▶ Excerpted text
Abraham's years of sowing seed are over.  This is reap the harvest time.  That's why we call it the ?golden years."

The harvest is ripe.  It is time to swath and spend the children's inheritance.

 

"Don't tell me to ?go', Lord.  This is ?stop' time.  Well, except for an occasional junket to Vegas."  But the Lord says, "go."  For the Lord knows this is the age in life when some of life's most important work gets done.  For by now, pray tell, we know what is important. What is lasting and worthy, and what is wasted and in need of the dump.

 

This is the age in life when we are free of those nagging mid-life responsibilities, college savings and retirement plans, and we are not so hung up about power and prestige, what I can buy and what other people think of me.  So we can get on with what is really important - God's work!

 

And if it appears foolish to those uptight, status-conscious, success driven middle aged folk, like our children, just mumble a little and they will think we are addlepated and they will ignore us.  This way they will leave us alone and we can get a lot done.

▶ Data under study
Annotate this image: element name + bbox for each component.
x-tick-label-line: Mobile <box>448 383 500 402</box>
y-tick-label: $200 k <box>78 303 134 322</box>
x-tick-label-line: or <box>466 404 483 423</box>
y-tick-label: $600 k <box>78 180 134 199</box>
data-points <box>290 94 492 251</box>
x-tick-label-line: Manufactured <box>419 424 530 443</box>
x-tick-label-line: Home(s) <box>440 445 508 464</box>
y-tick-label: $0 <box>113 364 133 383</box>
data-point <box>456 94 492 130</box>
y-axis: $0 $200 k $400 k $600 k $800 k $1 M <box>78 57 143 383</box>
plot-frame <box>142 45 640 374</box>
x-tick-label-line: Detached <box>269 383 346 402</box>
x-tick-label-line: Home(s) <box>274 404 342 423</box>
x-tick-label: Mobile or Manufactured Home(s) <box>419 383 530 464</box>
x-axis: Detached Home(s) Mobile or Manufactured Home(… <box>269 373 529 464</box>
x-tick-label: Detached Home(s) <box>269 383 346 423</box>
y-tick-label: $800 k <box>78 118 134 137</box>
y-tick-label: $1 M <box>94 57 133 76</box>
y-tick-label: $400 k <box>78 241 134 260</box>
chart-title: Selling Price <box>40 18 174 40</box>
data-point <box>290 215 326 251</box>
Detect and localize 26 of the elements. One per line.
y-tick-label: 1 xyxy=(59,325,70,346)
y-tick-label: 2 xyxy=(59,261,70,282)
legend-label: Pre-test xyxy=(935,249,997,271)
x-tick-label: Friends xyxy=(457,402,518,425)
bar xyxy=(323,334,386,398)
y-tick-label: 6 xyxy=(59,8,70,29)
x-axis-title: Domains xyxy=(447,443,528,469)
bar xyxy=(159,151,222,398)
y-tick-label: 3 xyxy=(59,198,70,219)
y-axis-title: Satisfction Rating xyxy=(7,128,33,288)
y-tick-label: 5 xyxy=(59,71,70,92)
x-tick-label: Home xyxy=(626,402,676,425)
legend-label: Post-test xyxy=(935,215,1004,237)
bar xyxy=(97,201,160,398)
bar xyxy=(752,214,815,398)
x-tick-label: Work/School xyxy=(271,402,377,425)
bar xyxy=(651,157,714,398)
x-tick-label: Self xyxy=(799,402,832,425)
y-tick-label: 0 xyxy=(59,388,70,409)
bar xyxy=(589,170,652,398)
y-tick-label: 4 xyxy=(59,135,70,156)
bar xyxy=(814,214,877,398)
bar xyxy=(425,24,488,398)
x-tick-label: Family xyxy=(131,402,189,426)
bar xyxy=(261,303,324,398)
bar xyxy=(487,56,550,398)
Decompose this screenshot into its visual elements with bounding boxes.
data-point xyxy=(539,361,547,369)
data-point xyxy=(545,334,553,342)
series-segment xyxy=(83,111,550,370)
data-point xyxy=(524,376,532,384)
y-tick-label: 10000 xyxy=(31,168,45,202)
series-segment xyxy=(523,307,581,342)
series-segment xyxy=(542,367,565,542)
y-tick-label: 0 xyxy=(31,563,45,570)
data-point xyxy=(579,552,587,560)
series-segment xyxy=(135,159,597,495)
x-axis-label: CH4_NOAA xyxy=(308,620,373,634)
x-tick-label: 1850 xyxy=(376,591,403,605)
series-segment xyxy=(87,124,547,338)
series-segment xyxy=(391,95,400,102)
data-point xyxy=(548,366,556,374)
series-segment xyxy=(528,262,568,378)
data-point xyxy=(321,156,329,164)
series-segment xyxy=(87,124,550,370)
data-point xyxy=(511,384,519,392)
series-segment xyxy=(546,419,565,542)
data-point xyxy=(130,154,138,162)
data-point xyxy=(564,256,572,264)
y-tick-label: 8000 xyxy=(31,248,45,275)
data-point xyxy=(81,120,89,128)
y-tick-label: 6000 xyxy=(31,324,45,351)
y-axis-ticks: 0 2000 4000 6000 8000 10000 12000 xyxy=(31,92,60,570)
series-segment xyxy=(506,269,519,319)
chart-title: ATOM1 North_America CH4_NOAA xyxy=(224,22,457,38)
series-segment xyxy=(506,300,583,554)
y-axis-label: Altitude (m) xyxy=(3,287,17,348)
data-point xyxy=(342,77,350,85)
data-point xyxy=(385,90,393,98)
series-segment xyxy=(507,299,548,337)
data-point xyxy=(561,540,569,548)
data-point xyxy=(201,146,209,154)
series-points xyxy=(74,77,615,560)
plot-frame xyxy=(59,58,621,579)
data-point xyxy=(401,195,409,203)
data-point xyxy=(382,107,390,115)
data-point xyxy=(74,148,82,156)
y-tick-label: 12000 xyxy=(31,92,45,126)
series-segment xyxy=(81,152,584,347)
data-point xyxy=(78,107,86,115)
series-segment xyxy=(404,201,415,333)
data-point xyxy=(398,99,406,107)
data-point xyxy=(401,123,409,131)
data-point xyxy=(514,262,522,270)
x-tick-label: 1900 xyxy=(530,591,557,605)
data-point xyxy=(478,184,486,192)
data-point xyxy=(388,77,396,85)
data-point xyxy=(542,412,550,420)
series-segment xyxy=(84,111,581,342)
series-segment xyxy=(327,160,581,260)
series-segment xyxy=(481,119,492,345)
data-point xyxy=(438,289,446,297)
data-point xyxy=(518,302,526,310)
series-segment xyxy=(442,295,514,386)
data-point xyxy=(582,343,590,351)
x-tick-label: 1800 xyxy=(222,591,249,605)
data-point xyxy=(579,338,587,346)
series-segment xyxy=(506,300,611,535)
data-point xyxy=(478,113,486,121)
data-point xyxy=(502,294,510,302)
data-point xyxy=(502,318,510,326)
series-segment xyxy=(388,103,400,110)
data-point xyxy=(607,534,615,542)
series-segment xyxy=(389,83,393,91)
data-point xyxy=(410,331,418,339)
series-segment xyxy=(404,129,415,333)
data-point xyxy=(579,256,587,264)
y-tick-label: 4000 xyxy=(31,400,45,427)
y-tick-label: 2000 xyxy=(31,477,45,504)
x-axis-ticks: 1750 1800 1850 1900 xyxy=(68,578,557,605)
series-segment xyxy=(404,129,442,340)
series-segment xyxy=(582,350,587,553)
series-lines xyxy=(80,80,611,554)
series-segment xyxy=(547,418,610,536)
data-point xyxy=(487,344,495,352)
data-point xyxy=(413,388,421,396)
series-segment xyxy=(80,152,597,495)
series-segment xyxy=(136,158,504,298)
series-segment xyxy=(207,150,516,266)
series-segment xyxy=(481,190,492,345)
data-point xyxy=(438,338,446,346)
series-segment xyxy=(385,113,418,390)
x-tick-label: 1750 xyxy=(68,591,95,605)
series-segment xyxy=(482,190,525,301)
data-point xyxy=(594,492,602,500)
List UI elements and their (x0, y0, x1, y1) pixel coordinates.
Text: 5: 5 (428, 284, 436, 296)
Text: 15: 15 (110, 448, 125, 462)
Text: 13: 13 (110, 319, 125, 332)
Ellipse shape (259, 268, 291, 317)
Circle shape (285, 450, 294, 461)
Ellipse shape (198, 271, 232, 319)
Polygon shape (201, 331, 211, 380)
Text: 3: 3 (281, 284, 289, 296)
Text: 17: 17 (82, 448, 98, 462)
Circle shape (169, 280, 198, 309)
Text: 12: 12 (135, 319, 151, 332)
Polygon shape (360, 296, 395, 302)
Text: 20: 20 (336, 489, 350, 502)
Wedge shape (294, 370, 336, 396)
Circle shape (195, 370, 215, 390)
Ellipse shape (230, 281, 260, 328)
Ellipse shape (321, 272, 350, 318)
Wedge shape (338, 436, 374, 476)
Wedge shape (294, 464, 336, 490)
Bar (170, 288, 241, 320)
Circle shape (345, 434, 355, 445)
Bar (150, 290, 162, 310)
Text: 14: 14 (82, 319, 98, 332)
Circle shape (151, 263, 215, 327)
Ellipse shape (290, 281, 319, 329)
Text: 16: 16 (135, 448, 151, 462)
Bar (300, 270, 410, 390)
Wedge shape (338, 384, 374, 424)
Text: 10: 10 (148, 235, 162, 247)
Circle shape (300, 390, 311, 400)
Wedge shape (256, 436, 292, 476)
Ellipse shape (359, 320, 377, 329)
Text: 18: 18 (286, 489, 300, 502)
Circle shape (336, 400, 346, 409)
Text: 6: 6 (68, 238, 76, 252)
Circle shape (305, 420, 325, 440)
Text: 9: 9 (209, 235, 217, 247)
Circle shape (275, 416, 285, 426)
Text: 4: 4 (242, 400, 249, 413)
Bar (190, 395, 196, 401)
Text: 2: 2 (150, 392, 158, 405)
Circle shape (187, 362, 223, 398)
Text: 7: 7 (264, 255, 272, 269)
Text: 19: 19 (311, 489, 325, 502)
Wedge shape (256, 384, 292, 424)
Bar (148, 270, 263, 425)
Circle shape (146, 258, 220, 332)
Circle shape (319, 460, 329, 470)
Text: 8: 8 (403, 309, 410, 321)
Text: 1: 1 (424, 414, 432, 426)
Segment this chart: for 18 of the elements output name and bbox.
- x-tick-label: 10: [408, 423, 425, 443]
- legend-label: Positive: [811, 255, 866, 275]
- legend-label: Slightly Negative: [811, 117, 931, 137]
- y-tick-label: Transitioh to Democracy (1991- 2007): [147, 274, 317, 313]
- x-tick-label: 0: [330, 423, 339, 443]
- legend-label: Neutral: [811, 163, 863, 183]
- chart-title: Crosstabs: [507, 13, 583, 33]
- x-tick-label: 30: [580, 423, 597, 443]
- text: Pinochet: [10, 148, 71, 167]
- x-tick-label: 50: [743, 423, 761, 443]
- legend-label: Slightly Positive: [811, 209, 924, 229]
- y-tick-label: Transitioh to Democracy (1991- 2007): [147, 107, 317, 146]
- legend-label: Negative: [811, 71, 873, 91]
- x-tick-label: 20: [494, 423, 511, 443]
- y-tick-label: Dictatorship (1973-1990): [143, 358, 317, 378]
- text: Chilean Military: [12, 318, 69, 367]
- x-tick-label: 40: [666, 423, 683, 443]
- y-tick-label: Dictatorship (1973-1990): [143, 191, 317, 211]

▶ Exercise requirements
a. In the sermon text about Abraham and old age, which mid-life responsibilities does it say people at this age are free of?
b. Pick up the sermon text about Abraham and old age after its last sentence and write the next paragraph or two in the same voice.

▶ Exercise answers
a. College savings and retirement plans.

b.
 

So advanced in years, God called Abraham, and "Abraham went, as the Lord had told him..."

 

IV.   Fourth, "A great nation"?

"What is this promise - a great nation - from me?  Leave everything behind, my country, my kindred, my accumulations, and you will make me a great nation?

 


 

Look, here is my establishment, right here in Haran.  In my father's house in my home country with my siblings and cousins, this is my best shot at a great nation.  I cannot leave it all and start from scratch and survive, let alone make it to greatness.  And, Lord, aren't you forgetting something?  To be the father of a great nation, I must have children.  Sarah and I, well, you probably know, Lord, we are not even trying any more.  You cannot make the future through us, Lord, we have no heirs.  You would not do that to us, would you, Lord?"  But God called Abraham, and Abraham went and did it with Sarah, "as the Lord had told him..."

 

V.  And finally, fifth, "Lord, what about the Canaanites?"

"Lord, you are calling me forth to the land of Canaan, and you say you are going to give the land to my descendants, of which I have none.  But Lord I perceive a problem.  The land is occupied.  It is called Canaan, because the Canaanites live there.  They are big and mean, well established and fortified, and they intend to give their land to their descendants.  I am not sure the Canaanites are going to consider me a blessing in the land of Canaan."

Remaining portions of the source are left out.